* Begin Information supplied *

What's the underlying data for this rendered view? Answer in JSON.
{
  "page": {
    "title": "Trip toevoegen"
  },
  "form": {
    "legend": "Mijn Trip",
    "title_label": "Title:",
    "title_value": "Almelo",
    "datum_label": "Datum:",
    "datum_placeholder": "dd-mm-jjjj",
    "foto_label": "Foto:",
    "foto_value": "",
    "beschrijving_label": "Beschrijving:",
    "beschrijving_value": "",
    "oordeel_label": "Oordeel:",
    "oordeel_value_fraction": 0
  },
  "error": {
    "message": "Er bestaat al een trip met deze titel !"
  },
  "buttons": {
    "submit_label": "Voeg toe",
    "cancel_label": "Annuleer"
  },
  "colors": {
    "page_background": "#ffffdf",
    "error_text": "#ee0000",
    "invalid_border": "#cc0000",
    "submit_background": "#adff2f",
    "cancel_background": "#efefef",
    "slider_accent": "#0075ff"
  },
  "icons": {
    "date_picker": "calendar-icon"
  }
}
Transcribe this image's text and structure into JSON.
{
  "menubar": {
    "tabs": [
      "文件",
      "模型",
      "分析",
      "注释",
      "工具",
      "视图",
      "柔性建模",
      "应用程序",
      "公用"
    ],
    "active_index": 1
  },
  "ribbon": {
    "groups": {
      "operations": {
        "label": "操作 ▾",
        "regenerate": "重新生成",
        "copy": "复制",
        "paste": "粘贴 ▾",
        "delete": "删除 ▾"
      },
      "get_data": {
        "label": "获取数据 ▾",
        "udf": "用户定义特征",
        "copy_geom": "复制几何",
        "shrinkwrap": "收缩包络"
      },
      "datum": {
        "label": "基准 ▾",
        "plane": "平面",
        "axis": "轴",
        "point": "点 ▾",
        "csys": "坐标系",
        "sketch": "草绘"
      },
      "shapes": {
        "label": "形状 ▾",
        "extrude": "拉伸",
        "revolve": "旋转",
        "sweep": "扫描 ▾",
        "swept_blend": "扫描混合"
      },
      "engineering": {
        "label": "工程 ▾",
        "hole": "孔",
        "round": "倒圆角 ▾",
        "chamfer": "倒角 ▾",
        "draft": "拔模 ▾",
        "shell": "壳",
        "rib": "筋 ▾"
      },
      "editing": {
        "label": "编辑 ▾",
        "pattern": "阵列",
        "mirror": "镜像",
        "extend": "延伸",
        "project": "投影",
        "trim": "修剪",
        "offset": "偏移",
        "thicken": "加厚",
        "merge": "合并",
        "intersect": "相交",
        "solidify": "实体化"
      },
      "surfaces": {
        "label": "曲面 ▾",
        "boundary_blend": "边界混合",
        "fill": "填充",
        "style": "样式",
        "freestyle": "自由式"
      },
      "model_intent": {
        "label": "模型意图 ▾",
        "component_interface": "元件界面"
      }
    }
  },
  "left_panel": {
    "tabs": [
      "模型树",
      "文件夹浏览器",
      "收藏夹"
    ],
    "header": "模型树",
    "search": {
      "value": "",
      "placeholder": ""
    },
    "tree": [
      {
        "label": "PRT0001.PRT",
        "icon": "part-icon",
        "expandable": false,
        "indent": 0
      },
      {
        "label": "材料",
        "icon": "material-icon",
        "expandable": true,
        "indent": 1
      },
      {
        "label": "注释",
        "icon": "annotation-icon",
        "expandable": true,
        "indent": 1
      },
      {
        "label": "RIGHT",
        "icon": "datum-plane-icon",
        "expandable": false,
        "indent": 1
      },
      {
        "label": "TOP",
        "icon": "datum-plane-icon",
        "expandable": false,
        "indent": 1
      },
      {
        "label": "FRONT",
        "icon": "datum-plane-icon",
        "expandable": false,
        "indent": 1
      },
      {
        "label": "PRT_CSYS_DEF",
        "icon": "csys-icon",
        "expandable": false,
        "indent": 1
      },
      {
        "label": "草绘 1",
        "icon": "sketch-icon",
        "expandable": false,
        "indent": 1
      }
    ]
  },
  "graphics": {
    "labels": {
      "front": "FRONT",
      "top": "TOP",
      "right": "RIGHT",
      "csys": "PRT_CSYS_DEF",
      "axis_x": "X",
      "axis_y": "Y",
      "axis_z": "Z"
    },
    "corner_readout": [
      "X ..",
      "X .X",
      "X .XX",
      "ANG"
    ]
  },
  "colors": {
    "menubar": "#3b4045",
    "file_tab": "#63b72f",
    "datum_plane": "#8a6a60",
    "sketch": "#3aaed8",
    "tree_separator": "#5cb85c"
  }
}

* End Information supplied *

Job ->
Extract all of the data shown above and repeat it verbatim.

The result ->
What's the underlying data for this rendered view? Answer in JSON.
{
  "page": {
    "title": "Trip toevoegen"
  },
  "form": {
    "legend": "Mijn Trip",
    "title_label": "Title:",
    "title_value": "Almelo",
    "datum_label": "Datum:",
    "datum_placeholder": "dd-mm-jjjj",
    "foto_label": "Foto:",
    "foto_value": "",
    "beschrijving_label": "Beschrijving:",
    "beschrijving_value": "",
    "oordeel_label": "Oordeel:",
    "oordeel_value_fraction": 0
  },
  "error": {
    "message": "Er bestaat al een trip met deze titel !"
  },
  "buttons": {
    "submit_label": "Voeg toe",
    "cancel_label": "Annuleer"
  },
  "colors": {
    "page_background": "#ffffdf",
    "error_text": "#ee0000",
    "invalid_border": "#cc0000",
    "submit_background": "#adff2f",
    "cancel_background": "#efefef",
    "slider_accent": "#0075ff"
  },
  "icons": {
    "date_picker": "calendar-icon"
  }
}
Transcribe this image's text and structure into JSON.
{
  "menubar": {
    "tabs": [
      "文件",
      "模型",
      "分析",
      "注释",
      "工具",
      "视图",
      "柔性建模",
      "应用程序",
      "公用"
    ],
    "active_index": 1
  },
  "ribbon": {
    "groups": {
      "operations": {
        "label": "操作 ▾",
        "regenerate": "重新生成",
        "copy": "复制",
        "paste": "粘贴 ▾",
        "delete": "删除 ▾"
      },
      "get_data": {
        "label": "获取数据 ▾",
        "udf": "用户定义特征",
        "copy_geom": "复制几何",
        "shrinkwrap": "收缩包络"
      },
      "datum": {
        "label": "基准 ▾",
        "plane": "平面",
        "axis": "轴",
        "point": "点 ▾",
        "csys": "坐标系",
        "sketch": "草绘"
      },
      "shapes": {
        "label": "形状 ▾",
        "extrude": "拉伸",
        "revolve": "旋转",
        "sweep": "扫描 ▾",
        "swept_blend": "扫描混合"
      },
      "engineering": {
        "label": "工程 ▾",
        "hole": "孔",
        "round": "倒圆角 ▾",
        "chamfer": "倒角 ▾",
        "draft": "拔模 ▾",
        "shell": "壳",
        "rib": "筋 ▾"
      },
      "editing": {
        "label": "编辑 ▾",
        "pattern": "阵列",
        "mirror": "镜像",
        "extend": "延伸",
        "project": "投影",
        "trim": "修剪",
        "offset": "偏移",
        "thicken": "加厚",
        "merge": "合并",
        "intersect": "相交",
        "solidify": "实体化"
      },
      "surfaces": {
        "label": "曲面 ▾",
        "boundary_blend": "边界混合",
        "fill": "填充",
        "style": "样式",
        "freestyle": "自由式"
      },
      "model_intent": {
        "label": "模型意图 ▾",
        "component_interface": "元件界面"
      }
    }
  },
  "left_panel": {
    "tabs": [
      "模型树",
      "文件夹浏览器",
      "收藏夹"
    ],
    "header": "模型树",
    "search": {
      "value": "",
      "placeholder": ""
    },
    "tree": [
      {
        "label": "PRT0001.PRT",
        "icon": "part-icon",
        "expandable": false,
        "indent": 0
      },
      {
        "label": "材料",
        "icon": "material-icon",
        "expandable": true,
        "indent": 1
      },
      {
        "label": "注释",
        "icon": "annotation-icon",
        "expandable": true,
        "indent": 1
      },
      {
        "label": "RIGHT",
        "icon": "datum-plane-icon",
        "expandable": false,
        "indent": 1
      },
      {
        "label": "TOP",
        "icon": "datum-plane-icon",
        "expandable": false,
        "indent": 1
      },
      {
        "label": "FRONT",
        "icon": "datum-plane-icon",
        "expandable": false,
        "indent": 1
      },
      {
        "label": "PRT_CSYS_DEF",
        "icon": "csys-icon",
        "expandable": false,
        "indent": 1
      },
      {
        "label": "草绘 1",
        "icon": "sketch-icon",
        "expandable": false,
        "indent": 1
      }
    ]
  },
  "graphics": {
    "labels": {
      "front": "FRONT",
      "top": "TOP",
      "right": "RIGHT",
      "csys": "PRT_CSYS_DEF",
      "axis_x": "X",
      "axis_y": "Y",
      "axis_z": "Z"
    },
    "corner_readout": [
      "X ..",
      "X .X",
      "X .XX",
      "ANG"
    ]
  },
  "colors": {
    "menubar": "#3b4045",
    "file_tab": "#63b72f",
    "datum_plane": "#8a6a60",
    "sketch": "#3aaed8",
    "tree_separator": "#5cb85c"
  }
}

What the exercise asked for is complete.